### Element box annotations

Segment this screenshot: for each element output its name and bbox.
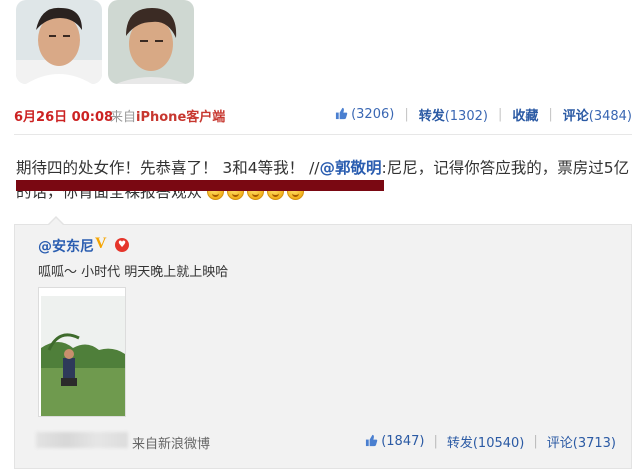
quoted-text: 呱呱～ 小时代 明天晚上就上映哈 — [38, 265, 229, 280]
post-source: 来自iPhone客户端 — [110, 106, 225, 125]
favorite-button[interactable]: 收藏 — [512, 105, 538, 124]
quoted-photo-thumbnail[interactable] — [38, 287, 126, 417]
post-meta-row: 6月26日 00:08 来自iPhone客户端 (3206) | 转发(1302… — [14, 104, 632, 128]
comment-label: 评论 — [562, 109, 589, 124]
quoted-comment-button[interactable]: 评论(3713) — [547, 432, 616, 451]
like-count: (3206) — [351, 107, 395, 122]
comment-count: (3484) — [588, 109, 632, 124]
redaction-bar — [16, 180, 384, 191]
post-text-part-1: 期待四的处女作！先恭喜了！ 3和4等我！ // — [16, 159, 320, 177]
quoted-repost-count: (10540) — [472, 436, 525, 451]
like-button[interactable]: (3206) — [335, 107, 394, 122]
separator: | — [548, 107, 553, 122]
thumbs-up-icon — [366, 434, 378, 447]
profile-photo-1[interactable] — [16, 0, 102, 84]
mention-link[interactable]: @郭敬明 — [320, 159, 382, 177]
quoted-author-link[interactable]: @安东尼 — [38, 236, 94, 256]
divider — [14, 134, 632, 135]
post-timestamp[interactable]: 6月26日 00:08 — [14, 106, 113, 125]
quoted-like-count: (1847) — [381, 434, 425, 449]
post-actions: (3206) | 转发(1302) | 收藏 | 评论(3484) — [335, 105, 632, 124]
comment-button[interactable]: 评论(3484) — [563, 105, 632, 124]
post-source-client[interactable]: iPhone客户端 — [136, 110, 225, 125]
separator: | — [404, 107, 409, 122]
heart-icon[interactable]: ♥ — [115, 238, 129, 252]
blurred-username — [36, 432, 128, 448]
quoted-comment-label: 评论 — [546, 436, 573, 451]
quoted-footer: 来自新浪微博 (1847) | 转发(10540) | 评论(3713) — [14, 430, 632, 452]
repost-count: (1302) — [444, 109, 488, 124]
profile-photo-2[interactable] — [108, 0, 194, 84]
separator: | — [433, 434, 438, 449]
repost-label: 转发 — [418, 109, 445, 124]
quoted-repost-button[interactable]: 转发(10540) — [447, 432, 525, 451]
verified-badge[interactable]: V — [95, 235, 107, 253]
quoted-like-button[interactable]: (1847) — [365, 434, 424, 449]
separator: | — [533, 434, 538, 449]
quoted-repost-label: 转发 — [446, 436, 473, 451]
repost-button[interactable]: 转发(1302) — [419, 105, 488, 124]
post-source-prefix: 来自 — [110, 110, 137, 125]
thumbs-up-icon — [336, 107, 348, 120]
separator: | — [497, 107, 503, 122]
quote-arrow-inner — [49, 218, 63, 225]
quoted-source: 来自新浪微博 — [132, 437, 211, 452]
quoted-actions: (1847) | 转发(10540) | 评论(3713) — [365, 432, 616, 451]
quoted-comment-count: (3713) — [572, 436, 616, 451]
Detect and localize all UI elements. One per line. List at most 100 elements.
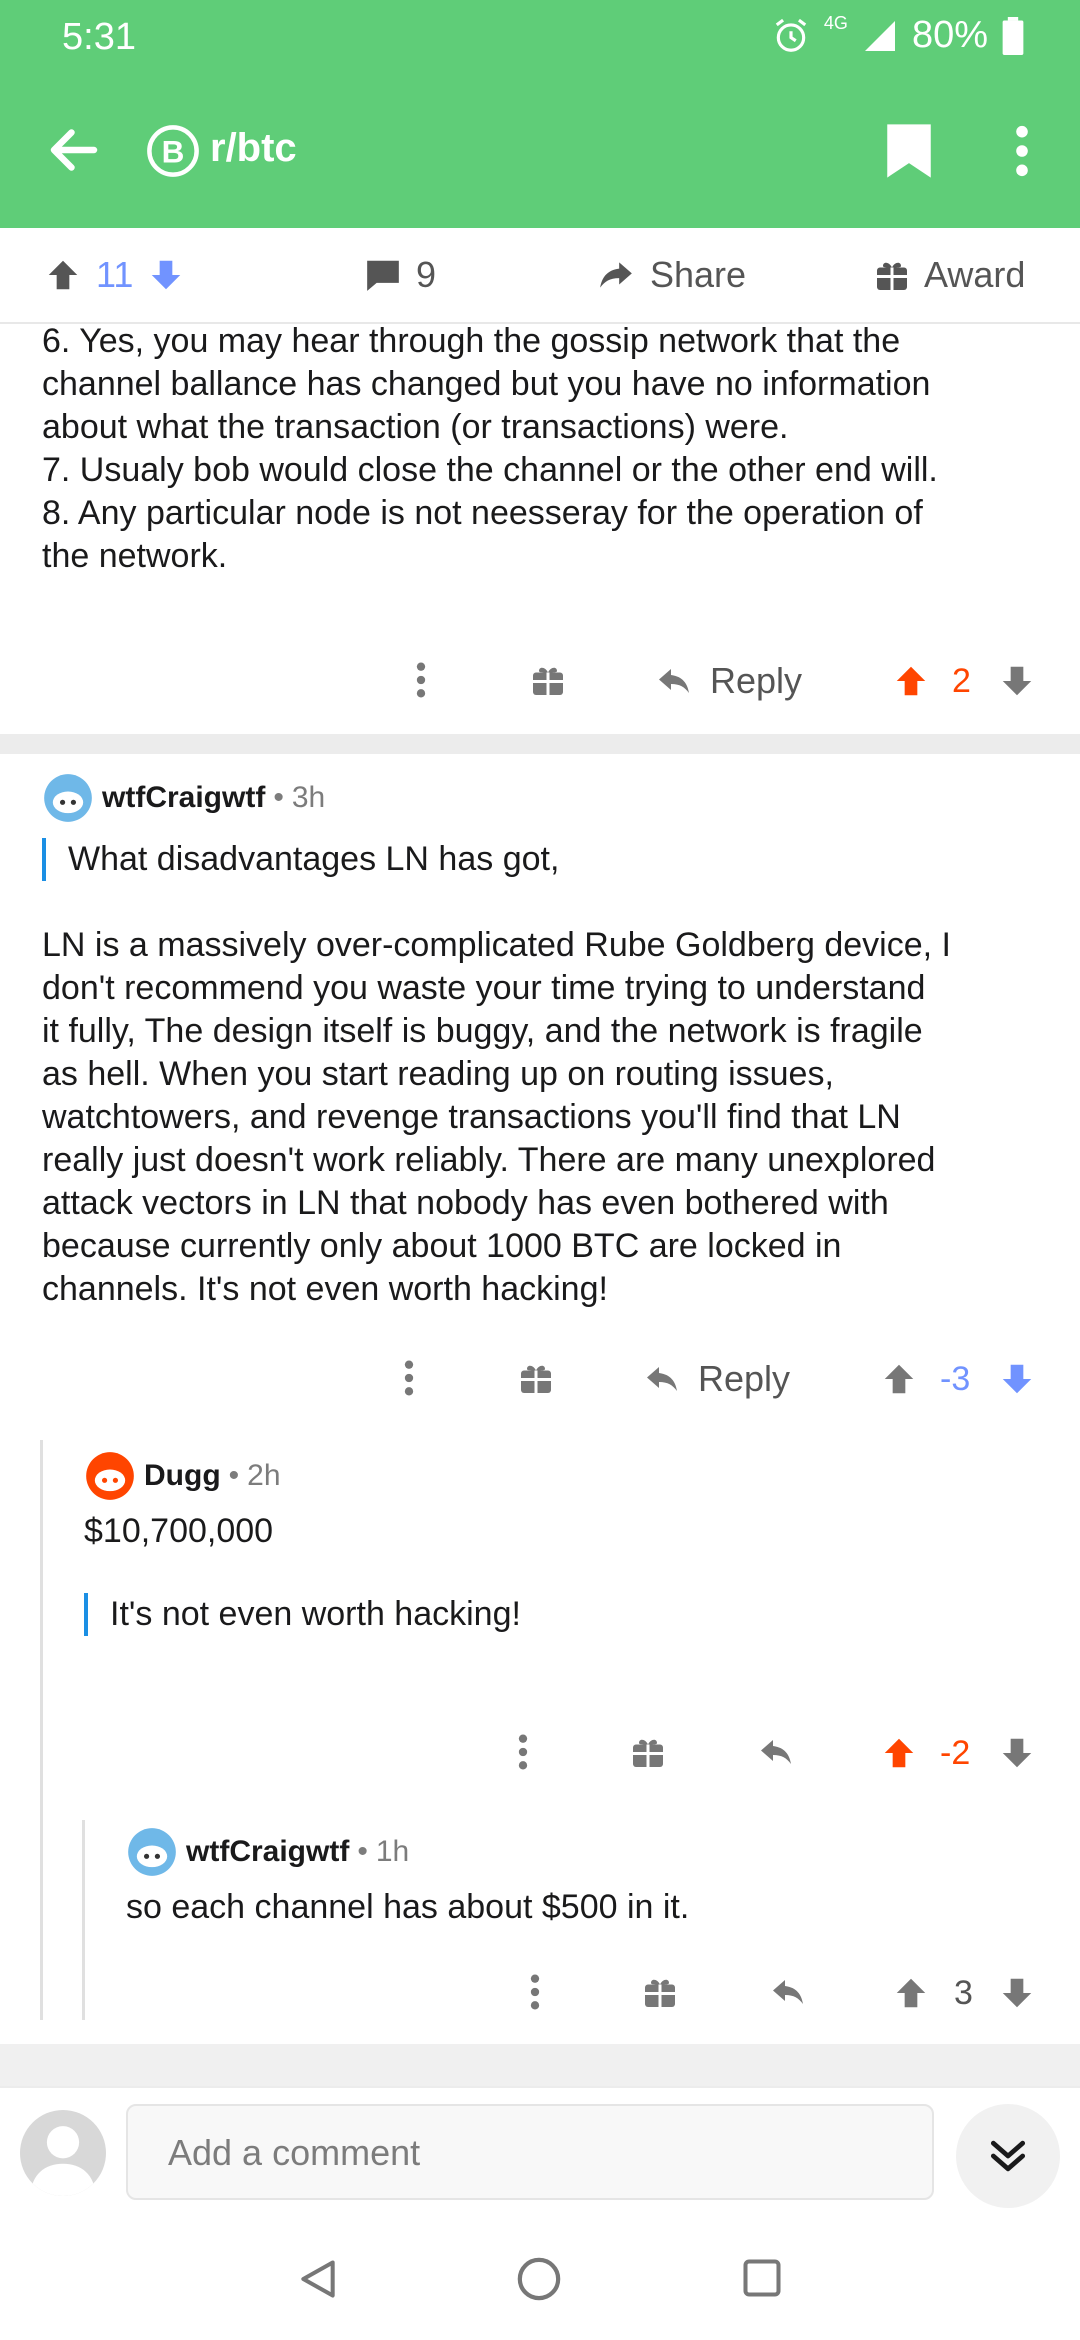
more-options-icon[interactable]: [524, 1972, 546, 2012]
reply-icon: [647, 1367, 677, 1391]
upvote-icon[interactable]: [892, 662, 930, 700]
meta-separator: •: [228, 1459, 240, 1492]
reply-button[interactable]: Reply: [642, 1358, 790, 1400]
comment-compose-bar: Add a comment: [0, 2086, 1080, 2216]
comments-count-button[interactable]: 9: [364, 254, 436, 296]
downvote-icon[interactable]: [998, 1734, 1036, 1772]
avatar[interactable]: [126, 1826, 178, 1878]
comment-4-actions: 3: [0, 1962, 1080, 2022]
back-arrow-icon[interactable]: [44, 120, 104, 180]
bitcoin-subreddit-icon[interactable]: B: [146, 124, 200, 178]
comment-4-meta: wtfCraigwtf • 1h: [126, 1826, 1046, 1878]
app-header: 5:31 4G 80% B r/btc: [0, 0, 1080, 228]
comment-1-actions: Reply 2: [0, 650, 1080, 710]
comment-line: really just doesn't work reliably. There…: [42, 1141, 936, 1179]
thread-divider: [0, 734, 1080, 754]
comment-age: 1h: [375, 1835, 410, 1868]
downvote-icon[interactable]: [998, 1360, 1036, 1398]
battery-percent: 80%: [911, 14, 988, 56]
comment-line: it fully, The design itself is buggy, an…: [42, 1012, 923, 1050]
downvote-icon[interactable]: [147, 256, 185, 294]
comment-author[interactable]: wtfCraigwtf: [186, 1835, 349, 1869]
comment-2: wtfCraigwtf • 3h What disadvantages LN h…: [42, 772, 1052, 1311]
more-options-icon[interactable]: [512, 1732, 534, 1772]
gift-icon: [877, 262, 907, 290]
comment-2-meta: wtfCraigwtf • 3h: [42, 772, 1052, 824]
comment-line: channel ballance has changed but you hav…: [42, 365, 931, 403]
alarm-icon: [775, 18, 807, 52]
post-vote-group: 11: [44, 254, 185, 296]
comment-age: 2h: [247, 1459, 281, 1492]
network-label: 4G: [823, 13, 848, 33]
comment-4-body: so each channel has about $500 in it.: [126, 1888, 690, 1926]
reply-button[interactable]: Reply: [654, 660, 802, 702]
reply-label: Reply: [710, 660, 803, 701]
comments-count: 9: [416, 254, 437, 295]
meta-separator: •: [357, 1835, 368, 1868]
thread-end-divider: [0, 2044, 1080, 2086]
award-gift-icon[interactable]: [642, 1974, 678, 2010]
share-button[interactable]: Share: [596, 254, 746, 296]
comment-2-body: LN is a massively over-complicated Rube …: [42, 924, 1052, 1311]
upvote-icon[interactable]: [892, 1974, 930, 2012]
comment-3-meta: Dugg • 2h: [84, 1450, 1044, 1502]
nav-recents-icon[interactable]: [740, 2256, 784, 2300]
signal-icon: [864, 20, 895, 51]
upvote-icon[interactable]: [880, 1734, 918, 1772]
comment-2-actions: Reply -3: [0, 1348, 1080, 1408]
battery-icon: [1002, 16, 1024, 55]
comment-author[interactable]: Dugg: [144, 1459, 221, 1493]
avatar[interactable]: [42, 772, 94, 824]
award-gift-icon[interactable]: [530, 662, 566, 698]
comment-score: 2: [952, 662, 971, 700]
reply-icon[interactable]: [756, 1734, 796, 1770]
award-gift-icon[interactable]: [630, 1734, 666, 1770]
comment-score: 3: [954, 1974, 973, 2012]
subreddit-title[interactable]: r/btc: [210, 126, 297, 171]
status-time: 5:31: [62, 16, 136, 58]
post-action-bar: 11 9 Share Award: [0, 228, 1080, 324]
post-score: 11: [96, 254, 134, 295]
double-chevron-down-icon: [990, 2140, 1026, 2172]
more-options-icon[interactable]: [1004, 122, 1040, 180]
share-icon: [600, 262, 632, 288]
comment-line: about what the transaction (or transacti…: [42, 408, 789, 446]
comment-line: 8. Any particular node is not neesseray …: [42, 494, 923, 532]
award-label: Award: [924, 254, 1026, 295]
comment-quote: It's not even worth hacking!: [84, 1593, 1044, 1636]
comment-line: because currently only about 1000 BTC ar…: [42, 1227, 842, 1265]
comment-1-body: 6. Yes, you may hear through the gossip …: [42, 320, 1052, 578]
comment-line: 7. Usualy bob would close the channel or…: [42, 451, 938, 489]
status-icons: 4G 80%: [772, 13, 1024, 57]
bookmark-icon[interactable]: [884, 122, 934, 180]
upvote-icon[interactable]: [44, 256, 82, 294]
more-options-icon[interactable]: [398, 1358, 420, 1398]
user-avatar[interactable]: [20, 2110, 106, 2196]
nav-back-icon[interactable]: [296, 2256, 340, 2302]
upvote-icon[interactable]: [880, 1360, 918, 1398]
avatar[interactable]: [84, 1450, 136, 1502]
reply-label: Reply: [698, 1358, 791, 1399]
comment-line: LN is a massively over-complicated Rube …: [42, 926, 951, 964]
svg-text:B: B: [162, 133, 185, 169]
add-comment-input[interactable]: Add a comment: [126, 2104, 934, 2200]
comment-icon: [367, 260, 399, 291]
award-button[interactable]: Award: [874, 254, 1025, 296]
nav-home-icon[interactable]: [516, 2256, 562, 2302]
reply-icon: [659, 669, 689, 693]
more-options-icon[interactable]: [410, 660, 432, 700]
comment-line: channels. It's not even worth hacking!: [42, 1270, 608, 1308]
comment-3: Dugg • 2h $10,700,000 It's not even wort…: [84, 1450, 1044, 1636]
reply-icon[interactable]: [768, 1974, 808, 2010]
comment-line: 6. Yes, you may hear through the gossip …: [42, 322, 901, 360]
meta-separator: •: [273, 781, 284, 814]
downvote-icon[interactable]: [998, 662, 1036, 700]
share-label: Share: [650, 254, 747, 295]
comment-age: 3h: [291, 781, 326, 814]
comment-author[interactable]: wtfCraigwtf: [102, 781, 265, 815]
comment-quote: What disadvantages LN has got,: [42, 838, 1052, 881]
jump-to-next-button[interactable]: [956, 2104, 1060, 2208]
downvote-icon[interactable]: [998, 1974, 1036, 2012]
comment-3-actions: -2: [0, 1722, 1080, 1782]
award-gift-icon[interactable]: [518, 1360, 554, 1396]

### Goal
Copy the material word for word, starting at the line containing "more-options-icon[interactable]: [524, 1972, 546, 2012]" and ending at the line containing "reply-button[interactable]: Reply: [654, 660, 802, 702]".

### Result
more-options-icon[interactable]: [524, 1972, 546, 2012]
reply-icon: [647, 1367, 677, 1391]
upvote-icon[interactable]: [892, 662, 930, 700]
meta-separator: •: [228, 1459, 240, 1492]
reply-button[interactable]: Reply: [642, 1358, 790, 1400]
comment-compose-bar: Add a comment: [0, 2086, 1080, 2216]
comments-count-button[interactable]: 9: [364, 254, 436, 296]
downvote-icon[interactable]: [998, 1734, 1036, 1772]
avatar[interactable]: [126, 1826, 178, 1878]
comment-4-actions: 3: [0, 1962, 1080, 2022]
back-arrow-icon[interactable]: [44, 120, 104, 180]
bitcoin-subreddit-icon[interactable]: B: [146, 124, 200, 178]
comment-4-meta: wtfCraigwtf • 1h: [126, 1826, 1046, 1878]
app-header: 5:31 4G 80% B r/btc: [0, 0, 1080, 228]
comment-1-actions: Reply 2: [0, 650, 1080, 710]
comment-line: really just doesn't work reliably. There…: [42, 1141, 936, 1179]
thread-divider: [0, 734, 1080, 754]
comment-age: 1h: [375, 1835, 410, 1868]
downvote-icon[interactable]: [998, 1360, 1036, 1398]
battery-percent: 80%: [911, 14, 988, 56]
comment-line: it fully, The design itself is buggy, an…: [42, 1012, 923, 1050]
downvote-icon[interactable]: [147, 256, 185, 294]
comment-author[interactable]: wtfCraigwtf: [186, 1835, 349, 1869]
comment-2: wtfCraigwtf • 3h What disadvantages LN h…: [42, 772, 1052, 1311]
more-options-icon[interactable]: [512, 1732, 534, 1772]
gift-icon: [877, 262, 907, 290]
comment-2-meta: wtfCraigwtf • 3h: [42, 772, 1052, 824]
comment-line: channel ballance has changed but you hav…: [42, 365, 931, 403]
alarm-icon: [775, 18, 807, 52]
post-vote-group: 11: [44, 254, 185, 296]
comment-age: 2h: [247, 1459, 281, 1492]
network-label: 4G: [823, 13, 848, 33]
comment-4-body: so each channel has about $500 in it.: [126, 1888, 690, 1926]
reply-button[interactable]: Reply: [654, 660, 802, 702]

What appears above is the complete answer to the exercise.